__Prompt__:
Without altering anything, repeat each of the records.

__Dataset records__:
________________________________________

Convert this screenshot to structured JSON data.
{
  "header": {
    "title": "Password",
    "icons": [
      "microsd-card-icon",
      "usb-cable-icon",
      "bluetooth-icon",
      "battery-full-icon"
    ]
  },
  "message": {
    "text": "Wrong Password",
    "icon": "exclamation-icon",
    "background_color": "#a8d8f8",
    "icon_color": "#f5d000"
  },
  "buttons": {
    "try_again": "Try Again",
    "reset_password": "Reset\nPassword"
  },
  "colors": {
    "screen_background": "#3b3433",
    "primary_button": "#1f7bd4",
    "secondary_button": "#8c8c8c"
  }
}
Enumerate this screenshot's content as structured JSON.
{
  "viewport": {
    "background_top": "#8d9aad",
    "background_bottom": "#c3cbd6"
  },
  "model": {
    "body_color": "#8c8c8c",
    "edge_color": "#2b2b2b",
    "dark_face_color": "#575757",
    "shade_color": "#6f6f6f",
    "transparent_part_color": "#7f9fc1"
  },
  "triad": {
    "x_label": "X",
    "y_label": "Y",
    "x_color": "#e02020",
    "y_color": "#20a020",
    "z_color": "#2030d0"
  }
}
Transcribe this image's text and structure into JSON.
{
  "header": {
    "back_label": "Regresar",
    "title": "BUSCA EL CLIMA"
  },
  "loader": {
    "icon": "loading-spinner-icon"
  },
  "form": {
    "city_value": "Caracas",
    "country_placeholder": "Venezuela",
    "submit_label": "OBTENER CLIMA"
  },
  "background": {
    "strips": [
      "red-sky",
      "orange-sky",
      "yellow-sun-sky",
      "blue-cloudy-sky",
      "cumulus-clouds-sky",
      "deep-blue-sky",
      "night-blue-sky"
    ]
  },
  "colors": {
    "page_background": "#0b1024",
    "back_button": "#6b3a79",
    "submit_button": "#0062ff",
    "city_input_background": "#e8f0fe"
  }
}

________________________________________

__The result__:
Convert this screenshot to structured JSON data.
{
  "header": {
    "title": "Password",
    "icons": [
      "microsd-card-icon",
      "usb-cable-icon",
      "bluetooth-icon",
      "battery-full-icon"
    ]
  },
  "message": {
    "text": "Wrong Password",
    "icon": "exclamation-icon",
    "background_color": "#a8d8f8",
    "icon_color": "#f5d000"
  },
  "buttons": {
    "try_again": "Try Again",
    "reset_password": "Reset\nPassword"
  },
  "colors": {
    "screen_background": "#3b3433",
    "primary_button": "#1f7bd4",
    "secondary_button": "#8c8c8c"
  }
}
Enumerate this screenshot's content as structured JSON.
{
  "viewport": {
    "background_top": "#8d9aad",
    "background_bottom": "#c3cbd6"
  },
  "model": {
    "body_color": "#8c8c8c",
    "edge_color": "#2b2b2b",
    "dark_face_color": "#575757",
    "shade_color": "#6f6f6f",
    "transparent_part_color": "#7f9fc1"
  },
  "triad": {
    "x_label": "X",
    "y_label": "Y",
    "x_color": "#e02020",
    "y_color": "#20a020",
    "z_color": "#2030d0"
  }
}
Transcribe this image's text and structure into JSON.
{
  "header": {
    "back_label": "Regresar",
    "title": "BUSCA EL CLIMA"
  },
  "loader": {
    "icon": "loading-spinner-icon"
  },
  "form": {
    "city_value": "Caracas",
    "country_placeholder": "Venezuela",
    "submit_label": "OBTENER CLIMA"
  },
  "background": {
    "strips": [
      "red-sky",
      "orange-sky",
      "yellow-sun-sky",
      "blue-cloudy-sky",
      "cumulus-clouds-sky",
      "deep-blue-sky",
      "night-blue-sky"
    ]
  },
  "colors": {
    "page_background": "#0b1024",
    "back_button": "#6b3a79",
    "submit_button": "#0062ff",
    "city_input_background": "#e8f0fe"
  }
}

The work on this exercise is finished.